■ **Written request**
Word for word, restate every line of the material.
— start Data for this task —
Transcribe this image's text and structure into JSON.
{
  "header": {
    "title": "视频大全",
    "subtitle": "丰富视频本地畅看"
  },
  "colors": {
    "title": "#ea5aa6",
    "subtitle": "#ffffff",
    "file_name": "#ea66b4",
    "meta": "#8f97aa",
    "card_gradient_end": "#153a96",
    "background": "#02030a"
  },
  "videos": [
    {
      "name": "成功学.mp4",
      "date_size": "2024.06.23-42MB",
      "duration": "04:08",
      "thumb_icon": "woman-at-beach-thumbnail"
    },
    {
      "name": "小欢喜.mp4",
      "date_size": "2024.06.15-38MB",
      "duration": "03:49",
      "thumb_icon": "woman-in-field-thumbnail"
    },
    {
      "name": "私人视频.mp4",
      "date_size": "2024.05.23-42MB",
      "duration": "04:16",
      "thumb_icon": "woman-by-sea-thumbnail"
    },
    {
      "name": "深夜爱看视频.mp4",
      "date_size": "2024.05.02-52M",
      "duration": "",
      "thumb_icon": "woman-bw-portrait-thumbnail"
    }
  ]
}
— end Data for this task —
■ **Task result**
Transcribe this image's text and structure into JSON.
{
  "header": {
    "title": "视频大全",
    "subtitle": "丰富视频本地畅看"
  },
  "colors": {
    "title": "#ea5aa6",
    "subtitle": "#ffffff",
    "file_name": "#ea66b4",
    "meta": "#8f97aa",
    "card_gradient_end": "#153a96",
    "background": "#02030a"
  },
  "videos": [
    {
      "name": "成功学.mp4",
      "date_size": "2024.06.23-42MB",
      "duration": "04:08",
      "thumb_icon": "woman-at-beach-thumbnail"
    },
    {
      "name": "小欢喜.mp4",
      "date_size": "2024.06.15-38MB",
      "duration": "03:49",
      "thumb_icon": "woman-in-field-thumbnail"
    },
    {
      "name": "私人视频.mp4",
      "date_size": "2024.05.23-42MB",
      "duration": "04:16",
      "thumb_icon": "woman-by-sea-thumbnail"
    },
    {
      "name": "深夜爱看视频.mp4",
      "date_size": "2024.05.02-52M",
      "duration": "",
      "thumb_icon": "woman-bw-portrait-thumbnail"
    }
  ]
}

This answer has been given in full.